-- begin Provided data --
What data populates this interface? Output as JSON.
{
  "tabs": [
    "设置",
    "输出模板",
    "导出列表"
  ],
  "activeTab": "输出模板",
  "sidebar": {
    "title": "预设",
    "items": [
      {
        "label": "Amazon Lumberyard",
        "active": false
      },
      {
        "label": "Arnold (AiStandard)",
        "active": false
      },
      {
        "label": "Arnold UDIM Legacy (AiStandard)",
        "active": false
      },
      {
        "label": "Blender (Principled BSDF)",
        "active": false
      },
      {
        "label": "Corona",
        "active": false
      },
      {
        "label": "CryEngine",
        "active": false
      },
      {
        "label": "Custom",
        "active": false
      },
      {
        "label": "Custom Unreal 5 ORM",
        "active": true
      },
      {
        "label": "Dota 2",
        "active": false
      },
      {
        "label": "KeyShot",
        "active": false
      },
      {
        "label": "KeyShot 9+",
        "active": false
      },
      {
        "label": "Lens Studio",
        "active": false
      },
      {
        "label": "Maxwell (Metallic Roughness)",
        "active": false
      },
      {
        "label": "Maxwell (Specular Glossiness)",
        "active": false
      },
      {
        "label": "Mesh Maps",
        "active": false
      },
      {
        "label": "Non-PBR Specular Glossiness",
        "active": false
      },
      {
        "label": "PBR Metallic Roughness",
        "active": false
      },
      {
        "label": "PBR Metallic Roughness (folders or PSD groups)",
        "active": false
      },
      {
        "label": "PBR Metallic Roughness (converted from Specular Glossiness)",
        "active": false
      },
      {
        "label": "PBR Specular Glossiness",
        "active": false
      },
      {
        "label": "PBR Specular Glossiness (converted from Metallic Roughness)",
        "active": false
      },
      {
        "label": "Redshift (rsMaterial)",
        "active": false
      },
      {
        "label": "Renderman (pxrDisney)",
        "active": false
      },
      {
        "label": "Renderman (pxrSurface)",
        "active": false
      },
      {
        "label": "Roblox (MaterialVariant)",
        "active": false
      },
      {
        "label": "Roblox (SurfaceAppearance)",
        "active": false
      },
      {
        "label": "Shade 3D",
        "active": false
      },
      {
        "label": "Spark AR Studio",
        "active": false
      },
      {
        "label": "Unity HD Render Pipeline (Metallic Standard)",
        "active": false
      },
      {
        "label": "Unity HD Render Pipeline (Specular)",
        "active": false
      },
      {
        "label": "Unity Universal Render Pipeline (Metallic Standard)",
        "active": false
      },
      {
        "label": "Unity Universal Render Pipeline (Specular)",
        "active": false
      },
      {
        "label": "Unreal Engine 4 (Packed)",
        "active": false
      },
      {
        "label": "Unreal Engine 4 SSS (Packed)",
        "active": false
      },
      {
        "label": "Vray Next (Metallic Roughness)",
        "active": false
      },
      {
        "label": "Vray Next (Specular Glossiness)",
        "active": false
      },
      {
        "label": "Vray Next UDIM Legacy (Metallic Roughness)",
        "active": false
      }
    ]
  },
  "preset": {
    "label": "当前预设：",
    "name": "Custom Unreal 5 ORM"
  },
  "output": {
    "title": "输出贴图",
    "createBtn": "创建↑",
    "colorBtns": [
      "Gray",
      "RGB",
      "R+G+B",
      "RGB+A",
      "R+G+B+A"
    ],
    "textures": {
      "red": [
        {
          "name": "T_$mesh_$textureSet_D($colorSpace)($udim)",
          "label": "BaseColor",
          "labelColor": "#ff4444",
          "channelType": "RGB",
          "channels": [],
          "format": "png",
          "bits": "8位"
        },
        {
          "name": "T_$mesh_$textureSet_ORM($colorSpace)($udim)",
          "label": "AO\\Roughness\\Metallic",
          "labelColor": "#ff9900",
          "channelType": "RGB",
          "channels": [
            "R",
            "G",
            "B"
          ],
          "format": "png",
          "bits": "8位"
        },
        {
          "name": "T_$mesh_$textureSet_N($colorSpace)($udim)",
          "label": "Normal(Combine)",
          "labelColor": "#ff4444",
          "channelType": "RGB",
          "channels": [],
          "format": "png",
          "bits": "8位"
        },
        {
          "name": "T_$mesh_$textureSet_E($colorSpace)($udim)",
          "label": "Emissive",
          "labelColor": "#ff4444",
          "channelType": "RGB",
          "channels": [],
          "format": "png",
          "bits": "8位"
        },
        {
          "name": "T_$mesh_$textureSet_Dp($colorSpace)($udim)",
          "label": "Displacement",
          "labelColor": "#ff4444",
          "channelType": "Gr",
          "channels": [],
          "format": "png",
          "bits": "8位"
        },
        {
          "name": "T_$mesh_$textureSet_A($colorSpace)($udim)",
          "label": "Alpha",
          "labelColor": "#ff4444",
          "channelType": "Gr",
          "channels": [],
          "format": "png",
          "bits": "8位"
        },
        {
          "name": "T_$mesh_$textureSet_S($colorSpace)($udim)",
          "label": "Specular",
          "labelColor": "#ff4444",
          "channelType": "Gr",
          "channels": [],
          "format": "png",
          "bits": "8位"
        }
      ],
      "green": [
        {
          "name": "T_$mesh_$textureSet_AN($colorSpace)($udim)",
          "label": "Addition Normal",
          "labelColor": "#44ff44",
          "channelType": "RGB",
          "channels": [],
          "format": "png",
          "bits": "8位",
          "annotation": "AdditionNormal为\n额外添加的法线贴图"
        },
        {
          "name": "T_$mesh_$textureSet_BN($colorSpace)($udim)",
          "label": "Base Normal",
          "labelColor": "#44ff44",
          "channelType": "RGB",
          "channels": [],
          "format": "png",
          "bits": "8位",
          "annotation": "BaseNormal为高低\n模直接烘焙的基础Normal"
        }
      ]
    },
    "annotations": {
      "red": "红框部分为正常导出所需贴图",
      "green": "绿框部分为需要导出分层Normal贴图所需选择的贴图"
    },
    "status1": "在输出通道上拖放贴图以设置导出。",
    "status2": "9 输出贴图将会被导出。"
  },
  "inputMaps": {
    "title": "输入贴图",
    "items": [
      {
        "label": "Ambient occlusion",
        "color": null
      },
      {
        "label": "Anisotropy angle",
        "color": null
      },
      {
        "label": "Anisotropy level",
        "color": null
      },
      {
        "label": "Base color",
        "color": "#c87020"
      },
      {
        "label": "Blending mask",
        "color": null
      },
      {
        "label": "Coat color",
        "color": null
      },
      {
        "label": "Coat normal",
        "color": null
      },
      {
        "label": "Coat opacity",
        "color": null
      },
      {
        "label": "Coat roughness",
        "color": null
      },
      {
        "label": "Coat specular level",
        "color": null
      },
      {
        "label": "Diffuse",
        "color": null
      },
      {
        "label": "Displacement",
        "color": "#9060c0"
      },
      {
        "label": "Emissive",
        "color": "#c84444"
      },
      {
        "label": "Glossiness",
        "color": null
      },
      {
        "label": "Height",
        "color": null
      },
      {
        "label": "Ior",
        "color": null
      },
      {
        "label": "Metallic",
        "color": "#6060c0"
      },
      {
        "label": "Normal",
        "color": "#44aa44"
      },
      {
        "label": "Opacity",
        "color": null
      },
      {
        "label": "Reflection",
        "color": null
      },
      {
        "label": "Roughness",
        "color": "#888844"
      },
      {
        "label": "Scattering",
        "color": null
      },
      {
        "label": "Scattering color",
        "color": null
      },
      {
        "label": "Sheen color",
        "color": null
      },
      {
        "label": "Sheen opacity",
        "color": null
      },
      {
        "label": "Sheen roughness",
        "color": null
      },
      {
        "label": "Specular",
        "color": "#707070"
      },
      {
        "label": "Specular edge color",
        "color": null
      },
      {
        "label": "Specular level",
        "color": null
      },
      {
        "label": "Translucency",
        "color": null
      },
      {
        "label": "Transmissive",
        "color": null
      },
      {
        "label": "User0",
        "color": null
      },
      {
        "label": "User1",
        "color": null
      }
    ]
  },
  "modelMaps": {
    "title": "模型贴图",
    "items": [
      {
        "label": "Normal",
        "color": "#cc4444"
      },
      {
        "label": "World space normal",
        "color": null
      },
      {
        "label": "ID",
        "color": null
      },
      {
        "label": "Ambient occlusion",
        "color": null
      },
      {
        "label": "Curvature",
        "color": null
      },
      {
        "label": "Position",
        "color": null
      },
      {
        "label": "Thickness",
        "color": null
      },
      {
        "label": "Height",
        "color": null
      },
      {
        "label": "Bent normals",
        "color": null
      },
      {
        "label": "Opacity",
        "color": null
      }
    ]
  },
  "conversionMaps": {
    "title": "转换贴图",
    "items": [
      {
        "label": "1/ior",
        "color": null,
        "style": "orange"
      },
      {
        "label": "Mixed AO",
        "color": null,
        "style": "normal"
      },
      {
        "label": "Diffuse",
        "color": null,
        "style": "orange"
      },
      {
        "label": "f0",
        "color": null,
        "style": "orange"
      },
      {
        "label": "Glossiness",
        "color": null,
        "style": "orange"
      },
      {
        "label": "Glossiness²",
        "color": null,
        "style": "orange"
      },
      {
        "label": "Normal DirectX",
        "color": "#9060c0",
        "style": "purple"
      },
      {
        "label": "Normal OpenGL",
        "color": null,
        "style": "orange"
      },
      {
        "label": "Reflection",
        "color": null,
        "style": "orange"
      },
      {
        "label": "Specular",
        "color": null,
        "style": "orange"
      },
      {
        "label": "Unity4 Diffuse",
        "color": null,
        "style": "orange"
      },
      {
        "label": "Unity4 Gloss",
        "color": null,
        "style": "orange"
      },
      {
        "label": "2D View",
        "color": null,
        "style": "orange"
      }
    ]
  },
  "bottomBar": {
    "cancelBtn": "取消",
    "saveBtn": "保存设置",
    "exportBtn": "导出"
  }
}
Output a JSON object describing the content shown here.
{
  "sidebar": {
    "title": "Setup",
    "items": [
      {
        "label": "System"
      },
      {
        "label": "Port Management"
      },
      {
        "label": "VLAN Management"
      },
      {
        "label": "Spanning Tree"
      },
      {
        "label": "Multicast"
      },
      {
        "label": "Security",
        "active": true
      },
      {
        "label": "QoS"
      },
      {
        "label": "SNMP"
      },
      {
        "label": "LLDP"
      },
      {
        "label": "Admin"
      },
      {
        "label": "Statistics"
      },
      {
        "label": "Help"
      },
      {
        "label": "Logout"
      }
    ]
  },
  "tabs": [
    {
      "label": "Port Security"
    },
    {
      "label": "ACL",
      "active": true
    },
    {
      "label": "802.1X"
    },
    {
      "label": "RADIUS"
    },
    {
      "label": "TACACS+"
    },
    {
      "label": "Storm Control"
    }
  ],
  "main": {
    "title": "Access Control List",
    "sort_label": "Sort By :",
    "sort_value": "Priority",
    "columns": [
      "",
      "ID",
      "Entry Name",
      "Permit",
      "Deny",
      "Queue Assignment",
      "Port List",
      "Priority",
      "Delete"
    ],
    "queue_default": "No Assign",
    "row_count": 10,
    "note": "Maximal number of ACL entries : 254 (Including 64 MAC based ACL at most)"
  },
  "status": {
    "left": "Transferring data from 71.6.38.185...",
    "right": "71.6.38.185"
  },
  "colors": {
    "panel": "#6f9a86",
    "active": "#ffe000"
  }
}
-- end Provided data --
> Problem: Only a number is wanted: how many lines above include "Packed"?

> Exercise output: 2